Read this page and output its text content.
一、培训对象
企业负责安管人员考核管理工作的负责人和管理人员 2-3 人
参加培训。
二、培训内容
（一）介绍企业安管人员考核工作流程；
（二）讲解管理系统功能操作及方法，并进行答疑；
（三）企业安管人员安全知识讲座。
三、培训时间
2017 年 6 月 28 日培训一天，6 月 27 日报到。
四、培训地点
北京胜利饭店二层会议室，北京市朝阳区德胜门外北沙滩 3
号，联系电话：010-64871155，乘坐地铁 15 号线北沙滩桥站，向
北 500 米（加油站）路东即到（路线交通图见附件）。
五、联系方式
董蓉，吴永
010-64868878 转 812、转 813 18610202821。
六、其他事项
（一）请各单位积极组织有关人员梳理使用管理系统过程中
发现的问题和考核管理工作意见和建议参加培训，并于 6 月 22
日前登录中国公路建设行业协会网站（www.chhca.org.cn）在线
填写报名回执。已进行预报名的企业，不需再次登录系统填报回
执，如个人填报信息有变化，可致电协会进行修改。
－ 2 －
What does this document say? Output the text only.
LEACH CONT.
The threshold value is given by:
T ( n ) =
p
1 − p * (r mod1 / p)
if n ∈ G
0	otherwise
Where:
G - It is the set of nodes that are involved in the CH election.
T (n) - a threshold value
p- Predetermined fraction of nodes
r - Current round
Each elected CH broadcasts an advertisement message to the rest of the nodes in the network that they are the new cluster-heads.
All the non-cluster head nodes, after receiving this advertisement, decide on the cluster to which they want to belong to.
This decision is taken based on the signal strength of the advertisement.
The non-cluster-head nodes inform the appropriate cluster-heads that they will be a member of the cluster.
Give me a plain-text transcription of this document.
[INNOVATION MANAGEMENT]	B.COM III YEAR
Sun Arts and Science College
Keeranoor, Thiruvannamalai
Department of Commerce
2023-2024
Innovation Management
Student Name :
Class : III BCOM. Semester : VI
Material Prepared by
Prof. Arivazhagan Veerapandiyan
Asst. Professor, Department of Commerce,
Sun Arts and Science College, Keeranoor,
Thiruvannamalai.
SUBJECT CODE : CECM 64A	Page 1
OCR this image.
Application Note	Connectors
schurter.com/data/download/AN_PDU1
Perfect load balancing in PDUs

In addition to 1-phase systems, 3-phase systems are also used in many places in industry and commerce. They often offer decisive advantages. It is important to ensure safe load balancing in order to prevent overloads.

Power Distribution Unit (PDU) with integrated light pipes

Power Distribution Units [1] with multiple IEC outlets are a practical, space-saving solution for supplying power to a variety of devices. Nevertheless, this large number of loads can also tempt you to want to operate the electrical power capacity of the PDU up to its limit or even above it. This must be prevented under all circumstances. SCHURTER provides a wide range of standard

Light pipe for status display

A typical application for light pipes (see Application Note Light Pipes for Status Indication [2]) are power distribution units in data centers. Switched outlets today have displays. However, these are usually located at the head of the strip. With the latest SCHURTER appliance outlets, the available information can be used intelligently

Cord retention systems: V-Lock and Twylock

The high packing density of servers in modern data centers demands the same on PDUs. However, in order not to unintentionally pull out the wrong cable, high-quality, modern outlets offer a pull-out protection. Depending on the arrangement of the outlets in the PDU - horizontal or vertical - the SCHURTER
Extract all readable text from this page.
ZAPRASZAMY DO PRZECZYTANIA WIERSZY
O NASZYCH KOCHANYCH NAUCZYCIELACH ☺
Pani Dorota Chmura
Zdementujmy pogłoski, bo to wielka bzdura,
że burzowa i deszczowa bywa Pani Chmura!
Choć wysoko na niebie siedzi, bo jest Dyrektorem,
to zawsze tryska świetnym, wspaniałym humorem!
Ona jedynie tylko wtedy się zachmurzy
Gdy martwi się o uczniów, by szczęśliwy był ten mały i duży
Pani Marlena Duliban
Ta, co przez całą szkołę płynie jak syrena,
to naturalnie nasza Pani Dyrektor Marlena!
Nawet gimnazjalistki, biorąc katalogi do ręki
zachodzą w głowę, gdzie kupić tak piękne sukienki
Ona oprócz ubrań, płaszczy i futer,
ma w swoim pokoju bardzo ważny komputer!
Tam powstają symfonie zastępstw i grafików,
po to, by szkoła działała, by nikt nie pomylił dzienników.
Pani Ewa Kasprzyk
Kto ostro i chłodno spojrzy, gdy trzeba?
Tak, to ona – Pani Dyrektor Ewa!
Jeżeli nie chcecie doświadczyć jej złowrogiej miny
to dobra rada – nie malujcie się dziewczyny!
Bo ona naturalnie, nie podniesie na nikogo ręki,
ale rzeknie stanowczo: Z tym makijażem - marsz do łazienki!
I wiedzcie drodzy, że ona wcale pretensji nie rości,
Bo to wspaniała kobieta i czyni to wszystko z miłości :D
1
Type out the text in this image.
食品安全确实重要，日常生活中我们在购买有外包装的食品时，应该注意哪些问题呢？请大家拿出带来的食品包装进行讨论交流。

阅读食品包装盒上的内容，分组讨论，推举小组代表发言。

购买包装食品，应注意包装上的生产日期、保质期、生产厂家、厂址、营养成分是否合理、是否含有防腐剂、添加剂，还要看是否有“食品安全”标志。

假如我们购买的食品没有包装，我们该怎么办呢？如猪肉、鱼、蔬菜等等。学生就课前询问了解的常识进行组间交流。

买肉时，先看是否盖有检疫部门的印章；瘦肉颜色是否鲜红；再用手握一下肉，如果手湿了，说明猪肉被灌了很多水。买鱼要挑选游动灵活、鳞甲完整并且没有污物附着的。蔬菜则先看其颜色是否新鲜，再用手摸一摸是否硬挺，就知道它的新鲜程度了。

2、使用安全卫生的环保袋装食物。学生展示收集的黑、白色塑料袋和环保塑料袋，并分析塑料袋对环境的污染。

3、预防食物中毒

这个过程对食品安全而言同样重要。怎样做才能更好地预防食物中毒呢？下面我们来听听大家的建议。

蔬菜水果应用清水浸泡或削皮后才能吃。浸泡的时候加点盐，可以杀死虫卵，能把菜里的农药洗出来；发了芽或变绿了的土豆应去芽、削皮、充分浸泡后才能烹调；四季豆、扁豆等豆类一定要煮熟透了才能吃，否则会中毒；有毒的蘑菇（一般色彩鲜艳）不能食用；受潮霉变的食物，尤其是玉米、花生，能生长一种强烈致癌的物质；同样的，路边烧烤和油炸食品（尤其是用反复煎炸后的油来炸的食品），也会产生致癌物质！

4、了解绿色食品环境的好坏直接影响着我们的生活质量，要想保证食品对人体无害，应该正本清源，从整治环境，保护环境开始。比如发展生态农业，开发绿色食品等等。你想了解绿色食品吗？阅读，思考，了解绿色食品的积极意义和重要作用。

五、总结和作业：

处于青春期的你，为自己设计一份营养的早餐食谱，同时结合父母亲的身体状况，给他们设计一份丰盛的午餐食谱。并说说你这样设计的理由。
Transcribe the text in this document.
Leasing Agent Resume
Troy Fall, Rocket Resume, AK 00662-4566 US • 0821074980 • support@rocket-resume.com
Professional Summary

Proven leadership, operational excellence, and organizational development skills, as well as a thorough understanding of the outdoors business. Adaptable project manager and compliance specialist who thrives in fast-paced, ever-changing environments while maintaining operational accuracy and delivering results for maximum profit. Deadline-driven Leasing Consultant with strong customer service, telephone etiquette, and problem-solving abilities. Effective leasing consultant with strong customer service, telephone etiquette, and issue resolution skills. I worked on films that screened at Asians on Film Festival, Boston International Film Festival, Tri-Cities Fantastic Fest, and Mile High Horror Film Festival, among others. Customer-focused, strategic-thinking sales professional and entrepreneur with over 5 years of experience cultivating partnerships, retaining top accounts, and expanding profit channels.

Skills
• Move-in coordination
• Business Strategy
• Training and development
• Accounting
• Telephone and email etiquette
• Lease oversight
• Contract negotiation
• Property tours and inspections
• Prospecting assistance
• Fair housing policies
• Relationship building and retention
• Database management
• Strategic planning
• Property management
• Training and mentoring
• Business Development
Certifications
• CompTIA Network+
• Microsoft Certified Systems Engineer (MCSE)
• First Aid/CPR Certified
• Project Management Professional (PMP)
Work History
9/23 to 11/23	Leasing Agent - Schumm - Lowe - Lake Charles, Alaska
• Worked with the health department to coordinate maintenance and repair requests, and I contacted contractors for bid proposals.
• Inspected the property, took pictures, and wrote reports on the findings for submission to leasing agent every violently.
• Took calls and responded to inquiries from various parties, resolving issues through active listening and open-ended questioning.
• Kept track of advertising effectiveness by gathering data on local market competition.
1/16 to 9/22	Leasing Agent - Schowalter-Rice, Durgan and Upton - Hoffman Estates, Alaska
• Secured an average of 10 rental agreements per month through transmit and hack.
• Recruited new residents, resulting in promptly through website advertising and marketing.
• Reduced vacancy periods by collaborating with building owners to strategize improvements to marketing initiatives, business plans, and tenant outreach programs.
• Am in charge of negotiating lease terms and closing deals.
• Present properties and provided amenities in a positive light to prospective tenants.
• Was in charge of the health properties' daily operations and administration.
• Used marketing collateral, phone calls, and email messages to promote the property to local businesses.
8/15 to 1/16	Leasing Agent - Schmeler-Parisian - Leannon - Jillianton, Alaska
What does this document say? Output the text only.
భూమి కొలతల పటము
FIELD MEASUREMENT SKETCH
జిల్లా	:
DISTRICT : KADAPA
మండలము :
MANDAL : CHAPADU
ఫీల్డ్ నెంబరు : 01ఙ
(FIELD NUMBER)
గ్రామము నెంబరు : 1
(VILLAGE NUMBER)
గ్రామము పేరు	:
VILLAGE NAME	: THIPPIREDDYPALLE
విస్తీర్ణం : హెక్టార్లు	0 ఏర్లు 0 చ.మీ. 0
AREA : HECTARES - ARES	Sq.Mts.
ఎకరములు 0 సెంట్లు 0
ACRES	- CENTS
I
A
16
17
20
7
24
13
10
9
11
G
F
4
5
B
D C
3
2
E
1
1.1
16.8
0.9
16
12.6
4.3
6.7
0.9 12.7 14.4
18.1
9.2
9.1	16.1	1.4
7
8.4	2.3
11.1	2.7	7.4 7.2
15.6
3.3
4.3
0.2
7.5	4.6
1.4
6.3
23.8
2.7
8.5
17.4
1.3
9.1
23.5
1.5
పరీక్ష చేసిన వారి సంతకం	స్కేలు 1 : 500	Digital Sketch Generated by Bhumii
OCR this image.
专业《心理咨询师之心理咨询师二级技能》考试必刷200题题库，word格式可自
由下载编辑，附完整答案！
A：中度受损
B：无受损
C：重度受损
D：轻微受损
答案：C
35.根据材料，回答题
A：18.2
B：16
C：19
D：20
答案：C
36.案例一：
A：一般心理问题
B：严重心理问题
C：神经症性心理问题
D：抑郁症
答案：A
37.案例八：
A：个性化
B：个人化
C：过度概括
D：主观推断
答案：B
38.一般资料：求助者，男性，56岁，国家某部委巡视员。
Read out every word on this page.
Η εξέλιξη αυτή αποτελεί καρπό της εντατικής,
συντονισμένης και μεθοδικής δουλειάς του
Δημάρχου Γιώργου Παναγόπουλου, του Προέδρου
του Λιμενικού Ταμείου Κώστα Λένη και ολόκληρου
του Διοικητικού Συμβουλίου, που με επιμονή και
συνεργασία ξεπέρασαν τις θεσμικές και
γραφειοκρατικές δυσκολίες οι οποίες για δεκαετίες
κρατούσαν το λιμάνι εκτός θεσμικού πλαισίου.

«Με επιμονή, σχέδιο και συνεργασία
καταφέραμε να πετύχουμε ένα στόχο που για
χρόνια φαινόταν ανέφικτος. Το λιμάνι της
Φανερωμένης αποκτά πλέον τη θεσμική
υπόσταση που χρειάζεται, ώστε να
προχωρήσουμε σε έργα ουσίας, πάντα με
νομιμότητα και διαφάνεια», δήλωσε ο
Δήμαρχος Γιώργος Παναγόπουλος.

● **INSTRUCTIONS FOR THE TASK**
Only the number is wanted: how many lines of these entries contain the string "VILLAGE"?

● **SOLUTION TO THE PROBLEM**
2